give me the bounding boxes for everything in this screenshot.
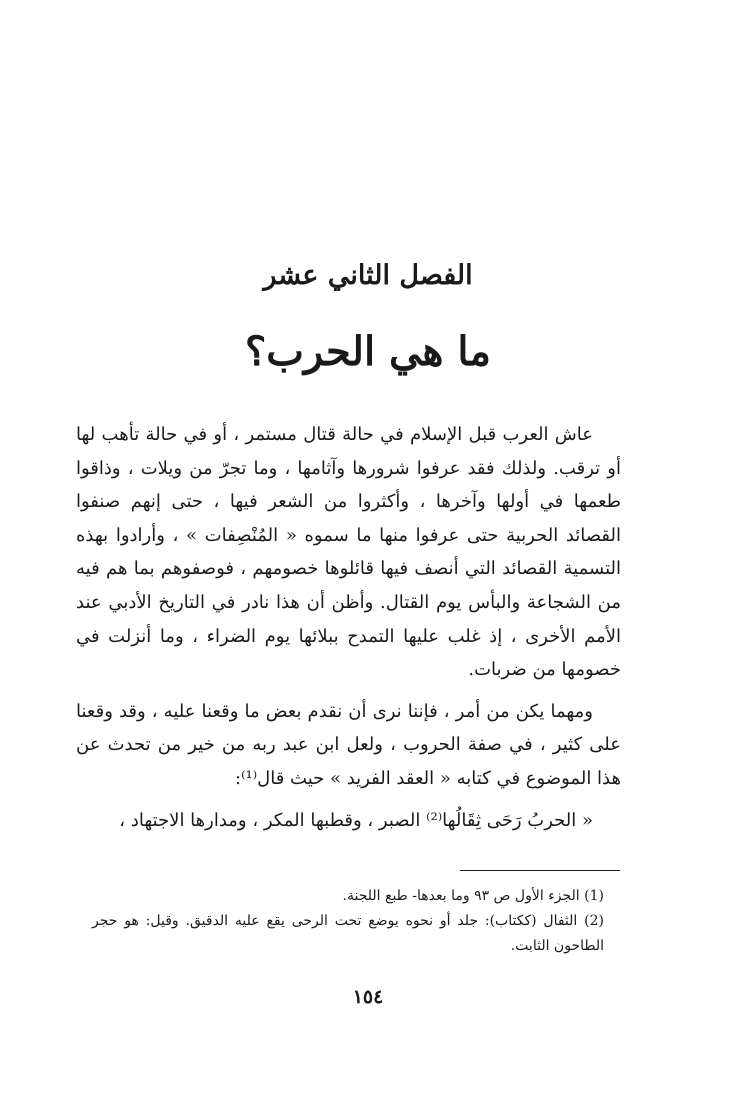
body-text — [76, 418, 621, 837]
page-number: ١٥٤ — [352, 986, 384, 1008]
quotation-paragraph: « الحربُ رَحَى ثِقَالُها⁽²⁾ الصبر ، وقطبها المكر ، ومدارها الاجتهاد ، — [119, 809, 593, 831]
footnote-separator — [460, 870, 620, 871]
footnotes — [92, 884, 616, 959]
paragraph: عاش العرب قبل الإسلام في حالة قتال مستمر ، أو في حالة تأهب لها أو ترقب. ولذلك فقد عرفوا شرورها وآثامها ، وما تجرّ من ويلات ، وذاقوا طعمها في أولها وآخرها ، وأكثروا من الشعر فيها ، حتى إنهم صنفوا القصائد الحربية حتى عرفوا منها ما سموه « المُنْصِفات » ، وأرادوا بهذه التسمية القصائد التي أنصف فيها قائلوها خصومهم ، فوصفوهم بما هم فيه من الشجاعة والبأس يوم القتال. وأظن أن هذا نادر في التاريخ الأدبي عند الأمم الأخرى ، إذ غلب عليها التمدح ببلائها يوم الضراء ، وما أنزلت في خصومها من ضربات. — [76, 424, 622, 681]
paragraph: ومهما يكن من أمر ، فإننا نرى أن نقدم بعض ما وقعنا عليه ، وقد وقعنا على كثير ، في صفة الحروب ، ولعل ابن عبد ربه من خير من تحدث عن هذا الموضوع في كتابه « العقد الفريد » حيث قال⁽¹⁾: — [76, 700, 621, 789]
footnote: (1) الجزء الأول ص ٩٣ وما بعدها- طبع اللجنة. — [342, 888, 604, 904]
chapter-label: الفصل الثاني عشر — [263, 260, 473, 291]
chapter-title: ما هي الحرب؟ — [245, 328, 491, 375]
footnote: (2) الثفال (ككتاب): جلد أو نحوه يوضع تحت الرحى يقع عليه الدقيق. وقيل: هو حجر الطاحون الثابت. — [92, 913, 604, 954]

........

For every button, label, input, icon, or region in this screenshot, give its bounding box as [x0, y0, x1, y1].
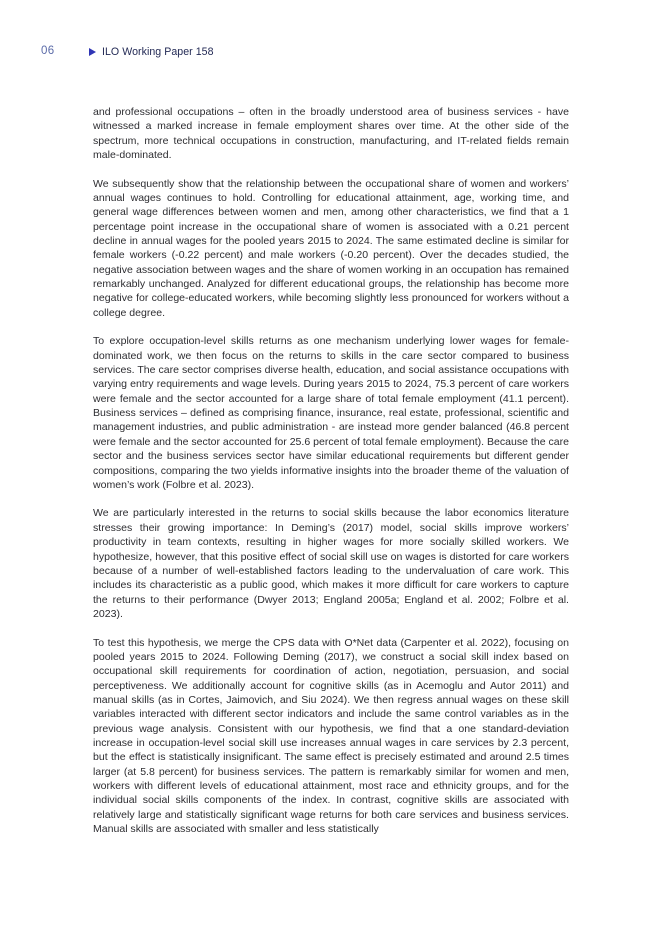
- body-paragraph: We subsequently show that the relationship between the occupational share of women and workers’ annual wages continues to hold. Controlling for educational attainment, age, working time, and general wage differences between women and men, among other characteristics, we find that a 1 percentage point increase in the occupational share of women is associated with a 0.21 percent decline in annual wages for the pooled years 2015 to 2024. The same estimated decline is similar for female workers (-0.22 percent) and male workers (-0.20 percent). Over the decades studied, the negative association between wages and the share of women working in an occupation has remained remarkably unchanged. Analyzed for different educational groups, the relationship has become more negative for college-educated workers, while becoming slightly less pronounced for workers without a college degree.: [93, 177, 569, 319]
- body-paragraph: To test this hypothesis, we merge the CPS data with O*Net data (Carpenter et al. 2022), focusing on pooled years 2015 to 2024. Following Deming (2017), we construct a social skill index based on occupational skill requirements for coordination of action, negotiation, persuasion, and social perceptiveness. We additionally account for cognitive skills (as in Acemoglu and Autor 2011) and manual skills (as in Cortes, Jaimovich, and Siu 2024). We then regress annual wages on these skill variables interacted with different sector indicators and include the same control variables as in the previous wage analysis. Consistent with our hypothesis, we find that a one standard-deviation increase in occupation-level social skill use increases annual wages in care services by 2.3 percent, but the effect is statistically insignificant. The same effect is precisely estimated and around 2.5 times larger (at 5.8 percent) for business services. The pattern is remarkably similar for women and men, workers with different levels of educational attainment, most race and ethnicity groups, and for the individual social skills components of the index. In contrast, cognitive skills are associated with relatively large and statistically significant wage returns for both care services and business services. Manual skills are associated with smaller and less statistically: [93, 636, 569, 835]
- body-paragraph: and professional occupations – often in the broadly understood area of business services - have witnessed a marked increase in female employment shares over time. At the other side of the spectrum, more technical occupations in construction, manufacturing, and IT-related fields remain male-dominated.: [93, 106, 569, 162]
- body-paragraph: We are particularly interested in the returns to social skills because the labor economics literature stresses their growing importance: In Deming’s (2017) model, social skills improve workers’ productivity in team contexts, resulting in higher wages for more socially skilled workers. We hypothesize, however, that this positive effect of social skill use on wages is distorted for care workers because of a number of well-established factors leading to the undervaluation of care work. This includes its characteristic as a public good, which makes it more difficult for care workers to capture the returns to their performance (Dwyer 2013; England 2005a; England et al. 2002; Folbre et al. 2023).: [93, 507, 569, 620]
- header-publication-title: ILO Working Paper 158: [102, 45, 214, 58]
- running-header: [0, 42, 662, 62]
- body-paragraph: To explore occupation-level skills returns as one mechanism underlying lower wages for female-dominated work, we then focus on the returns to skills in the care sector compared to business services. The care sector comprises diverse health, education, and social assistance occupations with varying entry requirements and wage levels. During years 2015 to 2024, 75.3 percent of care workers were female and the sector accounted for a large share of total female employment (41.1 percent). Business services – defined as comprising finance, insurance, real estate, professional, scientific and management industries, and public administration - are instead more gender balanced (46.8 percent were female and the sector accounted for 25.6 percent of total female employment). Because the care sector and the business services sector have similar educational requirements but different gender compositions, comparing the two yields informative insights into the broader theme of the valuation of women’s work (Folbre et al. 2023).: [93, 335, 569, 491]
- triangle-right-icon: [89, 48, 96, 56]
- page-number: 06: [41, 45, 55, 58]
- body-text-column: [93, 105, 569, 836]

........

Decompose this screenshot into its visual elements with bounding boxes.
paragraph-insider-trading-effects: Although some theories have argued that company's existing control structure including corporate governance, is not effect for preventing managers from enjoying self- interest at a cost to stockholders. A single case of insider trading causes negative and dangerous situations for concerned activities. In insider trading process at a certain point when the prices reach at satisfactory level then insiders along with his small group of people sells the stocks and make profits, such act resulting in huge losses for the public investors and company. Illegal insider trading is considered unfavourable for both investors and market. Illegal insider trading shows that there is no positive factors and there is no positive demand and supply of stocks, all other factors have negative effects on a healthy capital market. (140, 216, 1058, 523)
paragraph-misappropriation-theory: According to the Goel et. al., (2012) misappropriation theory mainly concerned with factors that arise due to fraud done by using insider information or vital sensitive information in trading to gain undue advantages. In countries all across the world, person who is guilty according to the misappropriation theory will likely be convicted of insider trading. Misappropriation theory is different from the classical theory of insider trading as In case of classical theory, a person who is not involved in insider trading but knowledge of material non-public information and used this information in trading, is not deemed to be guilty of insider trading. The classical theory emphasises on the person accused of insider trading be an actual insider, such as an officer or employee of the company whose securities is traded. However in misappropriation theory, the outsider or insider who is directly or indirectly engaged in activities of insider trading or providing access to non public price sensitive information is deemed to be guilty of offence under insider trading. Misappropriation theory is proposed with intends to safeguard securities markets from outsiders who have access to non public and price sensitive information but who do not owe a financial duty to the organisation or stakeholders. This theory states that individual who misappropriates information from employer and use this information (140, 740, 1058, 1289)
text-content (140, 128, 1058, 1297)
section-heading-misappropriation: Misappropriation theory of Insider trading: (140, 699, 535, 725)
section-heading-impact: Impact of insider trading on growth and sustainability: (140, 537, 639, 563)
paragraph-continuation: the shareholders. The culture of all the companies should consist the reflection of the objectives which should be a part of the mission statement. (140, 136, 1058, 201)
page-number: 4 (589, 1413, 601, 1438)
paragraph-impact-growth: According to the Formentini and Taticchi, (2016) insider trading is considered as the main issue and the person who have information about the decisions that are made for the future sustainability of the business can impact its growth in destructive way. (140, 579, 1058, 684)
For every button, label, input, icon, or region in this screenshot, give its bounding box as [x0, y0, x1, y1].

........

— Work to complete —
Please copy out the data from the line with "Decompose this screenshot" to the line with "paragraph-insider-trading-effects: Although some", unchanged.

— Written reply —
Decompose this screenshot into its visual elements with bounding boxes.
paragraph-insider-trading-effects: Although some theories have argued that company's existing control structure including corporate governance, is not effect for preventing managers from enjoying self- interest at a cost to stockholders. A single case of insider trading causes negative and dangerous situations for concerned activities. In insider trading process at a certain point when the prices reach at satisfactory level then insiders along with his small group of people sells the stocks and make profits, such act resulting in huge losses for the public investors and company. Illegal insider trading is considered unfavourable for both investors and market. Illegal insider trading shows that there is no positive factors and there is no positive demand and supply of stocks, all other factors have negative effects on a healthy capital market. (140, 216, 1058, 523)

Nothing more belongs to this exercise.